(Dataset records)
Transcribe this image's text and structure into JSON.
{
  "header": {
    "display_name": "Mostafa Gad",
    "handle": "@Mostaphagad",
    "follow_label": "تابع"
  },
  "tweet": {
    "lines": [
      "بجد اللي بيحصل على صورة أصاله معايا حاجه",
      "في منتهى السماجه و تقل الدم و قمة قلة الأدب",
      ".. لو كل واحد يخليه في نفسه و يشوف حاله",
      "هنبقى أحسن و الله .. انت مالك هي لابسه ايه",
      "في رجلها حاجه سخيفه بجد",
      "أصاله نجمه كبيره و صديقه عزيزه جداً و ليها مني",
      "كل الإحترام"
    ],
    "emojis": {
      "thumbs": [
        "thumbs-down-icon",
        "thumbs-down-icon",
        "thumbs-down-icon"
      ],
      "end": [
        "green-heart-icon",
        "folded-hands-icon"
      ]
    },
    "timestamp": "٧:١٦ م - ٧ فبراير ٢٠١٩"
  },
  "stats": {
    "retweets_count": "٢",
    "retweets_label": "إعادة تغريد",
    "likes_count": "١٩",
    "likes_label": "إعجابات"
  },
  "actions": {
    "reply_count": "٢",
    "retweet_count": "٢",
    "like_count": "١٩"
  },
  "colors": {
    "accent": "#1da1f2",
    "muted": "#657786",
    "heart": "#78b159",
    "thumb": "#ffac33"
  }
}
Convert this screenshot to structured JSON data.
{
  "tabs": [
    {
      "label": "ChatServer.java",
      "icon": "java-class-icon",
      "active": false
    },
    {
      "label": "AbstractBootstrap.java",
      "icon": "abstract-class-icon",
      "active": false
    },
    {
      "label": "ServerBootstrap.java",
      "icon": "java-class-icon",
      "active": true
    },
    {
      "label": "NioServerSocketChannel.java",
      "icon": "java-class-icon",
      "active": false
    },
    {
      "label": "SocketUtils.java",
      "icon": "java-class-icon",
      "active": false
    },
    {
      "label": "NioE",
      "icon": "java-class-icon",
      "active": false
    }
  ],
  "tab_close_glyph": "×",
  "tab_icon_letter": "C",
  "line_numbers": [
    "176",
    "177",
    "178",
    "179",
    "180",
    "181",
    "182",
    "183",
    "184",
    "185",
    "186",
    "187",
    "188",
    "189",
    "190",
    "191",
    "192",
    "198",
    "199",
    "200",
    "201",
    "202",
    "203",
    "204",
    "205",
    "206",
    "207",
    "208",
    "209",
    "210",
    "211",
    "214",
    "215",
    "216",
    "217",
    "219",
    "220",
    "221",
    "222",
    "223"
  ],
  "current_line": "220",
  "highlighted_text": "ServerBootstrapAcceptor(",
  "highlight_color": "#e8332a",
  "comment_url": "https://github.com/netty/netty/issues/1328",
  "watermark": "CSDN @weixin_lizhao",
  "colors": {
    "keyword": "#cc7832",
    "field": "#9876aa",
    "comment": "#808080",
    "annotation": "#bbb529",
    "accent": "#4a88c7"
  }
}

Problem to solve
The records above should be repeated in full, exactly as given.

Written response
Transcribe this image's text and structure into JSON.
{
  "header": {
    "display_name": "Mostafa Gad",
    "handle": "@Mostaphagad",
    "follow_label": "تابع"
  },
  "tweet": {
    "lines": [
      "بجد اللي بيحصل على صورة أصاله معايا حاجه",
      "في منتهى السماجه و تقل الدم و قمة قلة الأدب",
      ".. لو كل واحد يخليه في نفسه و يشوف حاله",
      "هنبقى أحسن و الله .. انت مالك هي لابسه ايه",
      "في رجلها حاجه سخيفه بجد",
      "أصاله نجمه كبيره و صديقه عزيزه جداً و ليها مني",
      "كل الإحترام"
    ],
    "emojis": {
      "thumbs": [
        "thumbs-down-icon",
        "thumbs-down-icon",
        "thumbs-down-icon"
      ],
      "end": [
        "green-heart-icon",
        "folded-hands-icon"
      ]
    },
    "timestamp": "٧:١٦ م - ٧ فبراير ٢٠١٩"
  },
  "stats": {
    "retweets_count": "٢",
    "retweets_label": "إعادة تغريد",
    "likes_count": "١٩",
    "likes_label": "إعجابات"
  },
  "actions": {
    "reply_count": "٢",
    "retweet_count": "٢",
    "like_count": "١٩"
  },
  "colors": {
    "accent": "#1da1f2",
    "muted": "#657786",
    "heart": "#78b159",
    "thumb": "#ffac33"
  }
}
Convert this screenshot to structured JSON data.
{
  "tabs": [
    {
      "label": "ChatServer.java",
      "icon": "java-class-icon",
      "active": false
    },
    {
      "label": "AbstractBootstrap.java",
      "icon": "abstract-class-icon",
      "active": false
    },
    {
      "label": "ServerBootstrap.java",
      "icon": "java-class-icon",
      "active": true
    },
    {
      "label": "NioServerSocketChannel.java",
      "icon": "java-class-icon",
      "active": false
    },
    {
      "label": "SocketUtils.java",
      "icon": "java-class-icon",
      "active": false
    },
    {
      "label": "NioE",
      "icon": "java-class-icon",
      "active": false
    }
  ],
  "tab_close_glyph": "×",
  "tab_icon_letter": "C",
  "line_numbers": [
    "176",
    "177",
    "178",
    "179",
    "180",
    "181",
    "182",
    "183",
    "184",
    "185",
    "186",
    "187",
    "188",
    "189",
    "190",
    "191",
    "192",
    "198",
    "199",
    "200",
    "201",
    "202",
    "203",
    "204",
    "205",
    "206",
    "207",
    "208",
    "209",
    "210",
    "211",
    "214",
    "215",
    "216",
    "217",
    "219",
    "220",
    "221",
    "222",
    "223"
  ],
  "current_line": "220",
  "highlighted_text": "ServerBootstrapAcceptor(",
  "highlight_color": "#e8332a",
  "comment_url": "https://github.com/netty/netty/issues/1328",
  "watermark": "CSDN @weixin_lizhao",
  "colors": {
    "keyword": "#cc7832",
    "field": "#9876aa",
    "comment": "#808080",
    "annotation": "#bbb529",
    "accent": "#4a88c7"
  }
}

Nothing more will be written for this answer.